Stored entries:

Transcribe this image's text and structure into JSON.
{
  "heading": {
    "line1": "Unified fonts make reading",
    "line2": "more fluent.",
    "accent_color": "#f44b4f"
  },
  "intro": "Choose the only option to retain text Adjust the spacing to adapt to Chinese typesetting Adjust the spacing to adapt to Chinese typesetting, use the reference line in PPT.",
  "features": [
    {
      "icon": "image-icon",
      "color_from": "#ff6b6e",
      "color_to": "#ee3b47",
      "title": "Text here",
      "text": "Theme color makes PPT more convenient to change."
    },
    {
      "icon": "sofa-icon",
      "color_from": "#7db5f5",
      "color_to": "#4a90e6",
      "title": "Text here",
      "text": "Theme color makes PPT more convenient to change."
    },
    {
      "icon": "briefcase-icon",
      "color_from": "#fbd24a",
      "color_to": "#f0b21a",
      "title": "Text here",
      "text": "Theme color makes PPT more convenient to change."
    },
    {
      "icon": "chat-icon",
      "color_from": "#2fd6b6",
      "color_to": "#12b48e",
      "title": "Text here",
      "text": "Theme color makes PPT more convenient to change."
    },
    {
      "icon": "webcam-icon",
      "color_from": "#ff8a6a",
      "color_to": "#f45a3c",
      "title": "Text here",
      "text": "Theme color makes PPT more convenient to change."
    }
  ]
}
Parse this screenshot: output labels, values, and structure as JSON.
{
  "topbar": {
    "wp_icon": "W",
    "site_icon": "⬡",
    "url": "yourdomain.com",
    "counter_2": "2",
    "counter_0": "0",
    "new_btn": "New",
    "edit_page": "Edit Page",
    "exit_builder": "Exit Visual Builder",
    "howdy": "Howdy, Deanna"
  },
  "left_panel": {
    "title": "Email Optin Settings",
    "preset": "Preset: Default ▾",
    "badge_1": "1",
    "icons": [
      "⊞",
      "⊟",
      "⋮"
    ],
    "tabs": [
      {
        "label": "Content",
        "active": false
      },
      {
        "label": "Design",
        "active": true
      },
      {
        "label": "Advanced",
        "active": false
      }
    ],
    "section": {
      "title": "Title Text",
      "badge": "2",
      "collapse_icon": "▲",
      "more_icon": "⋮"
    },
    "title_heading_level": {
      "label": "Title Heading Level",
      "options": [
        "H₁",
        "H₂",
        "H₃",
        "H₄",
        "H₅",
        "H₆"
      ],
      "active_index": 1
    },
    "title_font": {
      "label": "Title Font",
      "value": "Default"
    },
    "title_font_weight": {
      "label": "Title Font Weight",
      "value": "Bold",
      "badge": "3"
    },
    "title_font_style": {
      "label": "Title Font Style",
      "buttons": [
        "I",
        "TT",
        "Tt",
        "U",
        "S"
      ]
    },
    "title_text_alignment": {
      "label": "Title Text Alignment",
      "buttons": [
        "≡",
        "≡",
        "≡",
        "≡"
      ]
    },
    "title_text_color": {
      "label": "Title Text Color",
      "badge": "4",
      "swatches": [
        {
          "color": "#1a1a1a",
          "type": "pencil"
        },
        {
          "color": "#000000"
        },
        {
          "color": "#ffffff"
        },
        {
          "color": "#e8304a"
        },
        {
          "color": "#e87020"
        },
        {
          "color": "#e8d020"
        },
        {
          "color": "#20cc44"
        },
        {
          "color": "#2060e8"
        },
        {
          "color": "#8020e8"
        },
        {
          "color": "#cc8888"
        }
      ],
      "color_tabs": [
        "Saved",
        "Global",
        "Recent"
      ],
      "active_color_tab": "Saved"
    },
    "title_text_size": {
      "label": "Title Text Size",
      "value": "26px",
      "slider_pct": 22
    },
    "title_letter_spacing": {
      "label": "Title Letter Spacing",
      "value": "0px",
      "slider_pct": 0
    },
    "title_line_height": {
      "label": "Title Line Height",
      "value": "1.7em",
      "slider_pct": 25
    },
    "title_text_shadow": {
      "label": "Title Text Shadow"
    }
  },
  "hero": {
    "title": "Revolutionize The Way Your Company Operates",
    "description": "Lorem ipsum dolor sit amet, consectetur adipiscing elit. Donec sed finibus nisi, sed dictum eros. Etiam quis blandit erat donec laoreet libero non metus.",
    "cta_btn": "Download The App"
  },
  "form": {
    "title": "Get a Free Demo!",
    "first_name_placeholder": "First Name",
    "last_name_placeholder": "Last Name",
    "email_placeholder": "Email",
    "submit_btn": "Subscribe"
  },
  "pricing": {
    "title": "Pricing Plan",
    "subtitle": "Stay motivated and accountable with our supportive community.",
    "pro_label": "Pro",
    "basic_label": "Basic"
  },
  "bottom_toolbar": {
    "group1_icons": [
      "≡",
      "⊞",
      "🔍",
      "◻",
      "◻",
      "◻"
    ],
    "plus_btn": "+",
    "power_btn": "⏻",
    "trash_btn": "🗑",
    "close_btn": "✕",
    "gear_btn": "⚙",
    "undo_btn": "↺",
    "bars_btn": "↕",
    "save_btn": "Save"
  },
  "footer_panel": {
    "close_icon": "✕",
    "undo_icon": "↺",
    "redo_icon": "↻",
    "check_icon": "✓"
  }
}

# TO BE DONE:
Using the data above, say how many lines include "image". No other reply is needed.

# SOLUTION FOR THIS PROBLEM:
2